* Passage provided *
※ ※ ※

It connects again after about 1 minute if I recall correctly.

Dunno if the card you are talking about (in express slot) will be ok, I havent used it.


----------



## jurrie (Sep 18, 2009)

Unfortunately, that didn't change a thing in my situation. I made the changes, rebooted, did a 'portsnap fetch' which worked, opened my browser to browse to some sites and didn't even get to open a single one of them, because the connection already dropped.

Since some people have no big problems with the 3945ABG, I'm starting to think there are different versions of the chip. My chip can't be broken, because other OSes work fine with it. I assume BSD has no problems with my router running both 11g and 11n?

I think the only way out is using a different nic, meaning either an expresscard nic or a usb one. If anyone has a suggestion, feel free to reply or pm ;-)


----------



## vermaden (Sep 20, 2009)

Unfortunelly, I do not know any WiFi card that will be working 100% well on FreeBSD (I havent tried any other then I own, which is limited to 3945abg), let some other users speak here, maybe 4965agn works without issues, I would by it myself then.


----------



## Brentx (Sep 21, 2009)

vermaden said:
			
		

> Unfortunelly, I do not know any WiFi card that will be working 100% well on FreeBSD (I havent tried any other then I own, which is limited to 3945abg), let some other users speak here, maybe 4965agn works without issues, I would by it myself then.



Can anyone comment on the atheros based cards for stability?  I have yet to get my Intel 3945abg card working, but it seems that people have issues with them.


----------



## jurrie (Oct 23, 2009)

※ ※ ※

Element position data
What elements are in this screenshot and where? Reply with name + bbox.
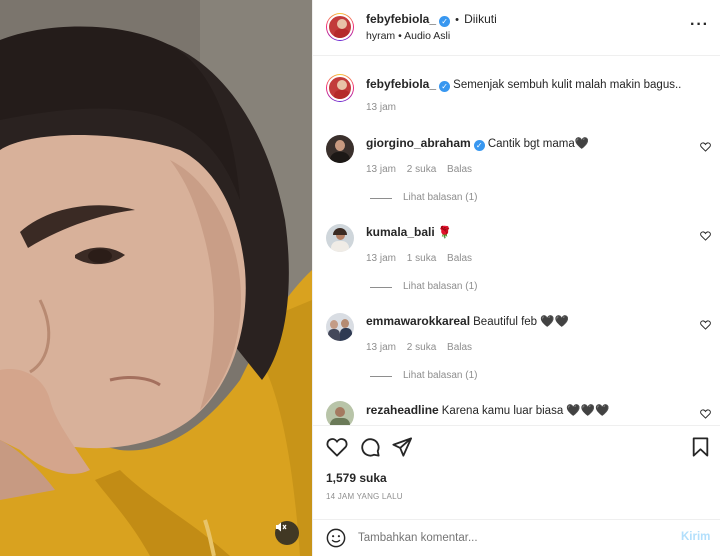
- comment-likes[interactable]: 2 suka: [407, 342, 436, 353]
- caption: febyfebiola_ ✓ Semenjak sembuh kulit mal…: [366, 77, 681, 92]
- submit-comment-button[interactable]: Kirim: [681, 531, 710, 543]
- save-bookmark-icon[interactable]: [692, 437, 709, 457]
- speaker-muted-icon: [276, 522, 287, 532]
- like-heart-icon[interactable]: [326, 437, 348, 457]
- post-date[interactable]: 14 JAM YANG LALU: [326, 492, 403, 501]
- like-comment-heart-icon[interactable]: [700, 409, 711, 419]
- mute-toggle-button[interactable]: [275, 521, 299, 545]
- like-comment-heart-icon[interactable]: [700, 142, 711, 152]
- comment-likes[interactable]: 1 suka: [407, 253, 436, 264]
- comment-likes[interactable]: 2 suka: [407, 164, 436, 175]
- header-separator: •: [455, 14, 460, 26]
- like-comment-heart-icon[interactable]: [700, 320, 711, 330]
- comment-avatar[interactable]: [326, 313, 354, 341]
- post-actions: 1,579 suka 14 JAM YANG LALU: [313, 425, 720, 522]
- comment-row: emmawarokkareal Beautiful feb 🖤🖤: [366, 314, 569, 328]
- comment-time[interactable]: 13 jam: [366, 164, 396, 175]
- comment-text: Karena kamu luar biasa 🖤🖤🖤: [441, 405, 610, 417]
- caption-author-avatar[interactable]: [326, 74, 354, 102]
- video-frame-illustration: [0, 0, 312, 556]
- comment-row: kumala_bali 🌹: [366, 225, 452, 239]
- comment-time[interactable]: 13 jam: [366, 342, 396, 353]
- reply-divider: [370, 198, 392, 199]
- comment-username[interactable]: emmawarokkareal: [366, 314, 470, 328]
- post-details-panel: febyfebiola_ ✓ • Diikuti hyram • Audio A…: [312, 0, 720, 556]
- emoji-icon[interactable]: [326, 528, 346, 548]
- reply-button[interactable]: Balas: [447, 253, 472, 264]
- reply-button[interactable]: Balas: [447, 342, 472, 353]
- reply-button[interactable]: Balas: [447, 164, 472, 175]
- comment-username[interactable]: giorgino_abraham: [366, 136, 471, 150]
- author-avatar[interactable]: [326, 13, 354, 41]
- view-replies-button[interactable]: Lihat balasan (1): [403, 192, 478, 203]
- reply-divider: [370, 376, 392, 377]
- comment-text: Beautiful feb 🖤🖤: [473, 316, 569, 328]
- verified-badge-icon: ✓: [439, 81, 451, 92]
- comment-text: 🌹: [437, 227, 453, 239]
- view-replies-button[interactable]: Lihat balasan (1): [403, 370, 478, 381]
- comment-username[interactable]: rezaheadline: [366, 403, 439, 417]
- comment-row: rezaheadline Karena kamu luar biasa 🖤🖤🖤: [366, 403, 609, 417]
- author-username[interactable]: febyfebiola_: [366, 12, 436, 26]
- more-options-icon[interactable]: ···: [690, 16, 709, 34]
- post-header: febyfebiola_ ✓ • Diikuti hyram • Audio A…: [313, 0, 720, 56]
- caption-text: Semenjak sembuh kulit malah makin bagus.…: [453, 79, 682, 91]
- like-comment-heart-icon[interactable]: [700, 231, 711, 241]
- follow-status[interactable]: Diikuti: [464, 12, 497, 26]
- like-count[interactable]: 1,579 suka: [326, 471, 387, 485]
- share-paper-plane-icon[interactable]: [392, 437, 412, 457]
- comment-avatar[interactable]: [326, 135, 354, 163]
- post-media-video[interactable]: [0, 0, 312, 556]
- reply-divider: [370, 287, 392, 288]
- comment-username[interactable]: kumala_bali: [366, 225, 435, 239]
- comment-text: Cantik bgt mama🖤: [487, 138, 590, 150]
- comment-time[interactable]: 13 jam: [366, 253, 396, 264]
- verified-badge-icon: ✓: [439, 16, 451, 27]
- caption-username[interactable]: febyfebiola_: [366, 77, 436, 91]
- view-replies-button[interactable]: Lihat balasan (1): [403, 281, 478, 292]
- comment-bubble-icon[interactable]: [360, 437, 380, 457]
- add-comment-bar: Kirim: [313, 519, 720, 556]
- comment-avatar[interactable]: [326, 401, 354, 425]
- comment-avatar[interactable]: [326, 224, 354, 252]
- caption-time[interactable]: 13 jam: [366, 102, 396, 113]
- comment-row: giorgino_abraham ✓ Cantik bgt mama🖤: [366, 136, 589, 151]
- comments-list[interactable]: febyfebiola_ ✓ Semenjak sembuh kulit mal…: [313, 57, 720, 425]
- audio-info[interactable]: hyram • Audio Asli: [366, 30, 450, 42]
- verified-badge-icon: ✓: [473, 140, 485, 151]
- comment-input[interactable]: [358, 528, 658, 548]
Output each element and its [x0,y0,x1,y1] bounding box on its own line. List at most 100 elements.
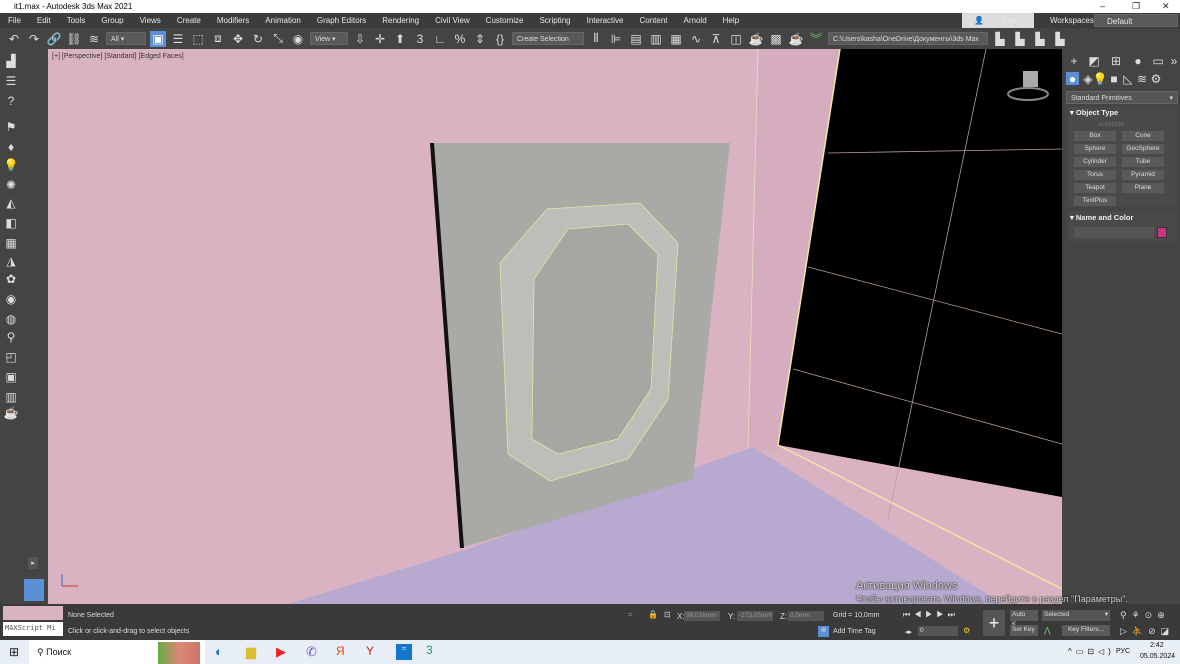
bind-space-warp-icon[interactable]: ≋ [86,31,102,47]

※ ※ ※

* Work instructions *
1. Retype the entire forum thread about WiFi cards on FreeBSD, with every line unchanged.
2. From the listing, echo the lines between the one holding "- comment-likes[interactable]: 2 suka: [407, 342, 436, 353]" and the one holding "- like-comment-heart-icon[interactable]: [700, 409, 711, 419]", inclusive, and nothing else.

* Exercise solutions *
1.
It connects again after about 1 minute if I recall correctly.

Dunno if the card you are talking about (in express slot) will be ok, I havent used it.


----------



## jurrie (Sep 18, 2009)

Unfortunately, that didn't change a thing in my situation. I made the changes, rebooted, did a 'portsnap fetch' which worked, opened my browser to browse to some sites and didn't even get to open a single one of them, because the connection already dropped.

Since some people have no big problems with the 3945ABG, I'm starting to think there are different versions of the chip. My chip can't be broken, because other OSes work fine with it. I assume BSD has no problems with my router running both 11g and 11n?

I think the only way out is using a different nic, meaning either an expresscard nic or a usb one. If anyone has a suggestion, feel free to reply or pm ;-)


----------



## vermaden (Sep 20, 2009)

Unfortunelly, I do not know any WiFi card that will be working 100% well on FreeBSD (I havent tried any other then I own, which is limited to 3945abg), let some other users speak here, maybe 4965agn works without issues, I would by it myself then.


----------



## Brentx (Sep 21, 2009)

vermaden said:
			
		

> Unfortunelly, I do not know any WiFi card that will be working 100% well on FreeBSD (I havent tried any other then I own, which is limited to 3945abg), let some other users speak here, maybe 4965agn works without issues, I would by it myself then.



Can anyone comment on the atheros based cards for stability?  I have yet to get my Intel 3945abg card working, but it seems that people have issues with them.


----------



## jurrie (Oct 23, 2009)

2.
- comment-likes[interactable]: 2 suka: [407, 342, 436, 353]
- caption: febyfebiola_ ✓ Semenjak sembuh kulit mal…: [366, 77, 681, 92]
- submit-comment-button[interactable]: Kirim: [681, 531, 710, 543]
- save-bookmark-icon[interactable]: [692, 437, 709, 457]
- speaker-muted-icon: [276, 522, 287, 532]
- like-heart-icon[interactable]: [326, 437, 348, 457]
- post-date[interactable]: 14 JAM YANG LALU: [326, 492, 403, 501]
- like-comment-heart-icon[interactable]: [700, 409, 711, 419]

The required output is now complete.